**Your instructions:** From the listing, collect all lines containing the word "中国节能协会热泵专业委员会".

**Data:**
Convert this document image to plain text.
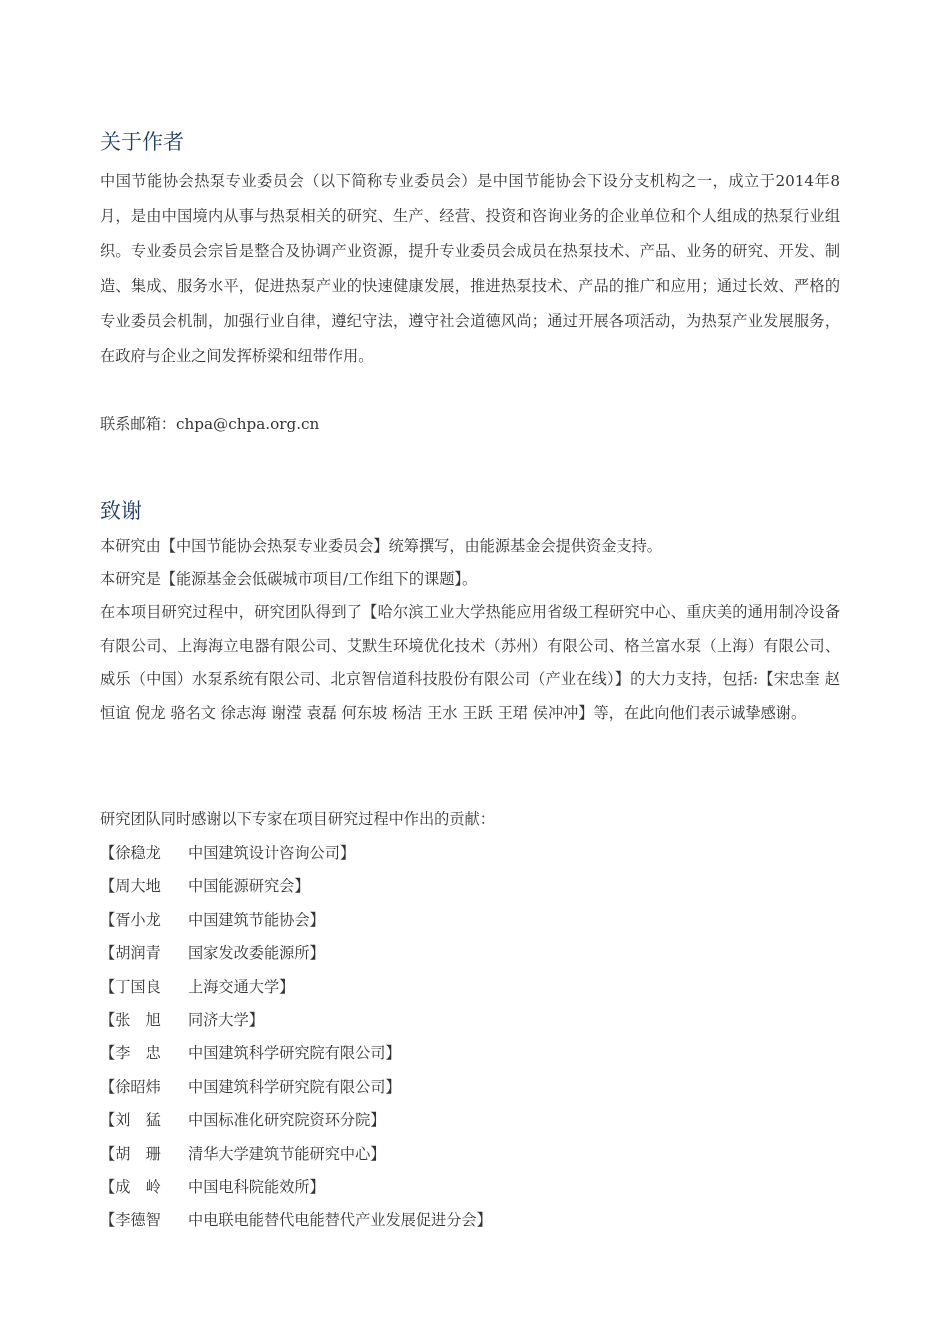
关于作者

中国节能协会热泵专业委员会（以下简称专业委员会）是中国节能协会下设分支机构之一，成立于2014年8月，是由中国境内从事与热泵相关的研究、生产、经营、投资和咨询业务的企业单位和个人组成的热泵行业组织。专业委员会宗旨是整合及协调产业资源，提升专业委员会成员在热泵技术、产品、业务的研究、开发、制造、集成、服务水平，促进热泵产业的快速健康发展，推进热泵技术、产品的推广和应用；通过长效、严格的专业委员会机制，加强行业自律，遵纪守法，遵守社会道德风尚；通过开展各项活动，为热泵产业发展服务，在政府与企业之间发挥桥梁和纽带作用。

联系邮箱：chpa@chpa.org.cn
致谢
本研究由【中国节能协会热泵专业委员会】统筹撰写，由能源基金会提供资金支持。
本研究是【能源基金会低碳城市项目/工作组下的课题】。

在本项目研究过程中，研究团队得到了【哈尔滨工业大学热能应用省级工程研究中心、重庆美的通用制冷设备有限公司、上海海立电器有限公司、艾默生环境优化技术（苏州）有限公司、格兰富水泵（上海）有限公司、威乐（中国）水泵系统有限公司、北京智信道科技股份有限公司（产业在线）】的大力支持，包括:【宋忠奎 赵恒谊 倪龙 骆名文 徐志海 谢滢 袁磊 何东坡 杨洁 王水 王跃 王珺 侯冲冲】等，在此向他们表示诚挚感谢。

研究团队同时感谢以下专家在项目研究过程中作出的贡献：
【徐稳龙 中国建筑设计咨询公司】
【周大地 中国能源研究会】
【胥小龙 中国建筑节能协会】
【胡润青 国家发改委能源所】
【丁国良 上海交通大学】
【张　旭 同济大学】
【李　忠 中国建筑科学研究院有限公司】
【徐昭炜 中国建筑科学研究院有限公司】
【刘　猛 中国标准化研究院资环分院】
【胡　珊 清华大学建筑节能研究中心】
【成　岭 中国电科院能效所】
【李德智 中电联电能替代电能替代产业发展促进分会】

**Solution:**
中国节能协会热泵专业委员会（以下简称专业委员会）是中国节能协会下设分支机构之一，成立于2014年8月，是由中国境内从事与热泵相关的研究、生产、经营、投资和咨询业务的企业单位和个人组成的热泵行业组织。专业委员会宗旨是整合及协调产业资源，提升专业委员会成员在热泵技术、产品、业务的研究、开发、制造、集成、服务水平，促进热泵产业的快速健康发展，推进热泵技术、产品的推广和应用；通过长效、严格的专业委员会机制，加强行业自律，遵纪守法，遵守社会道德风尚；通过开展各项活动，为热泵产业发展服务，在政府与企业之间发挥桥梁和纽带作用。
本研究由【中国节能协会热泵专业委员会】统筹撰写，由能源基金会提供资金支持。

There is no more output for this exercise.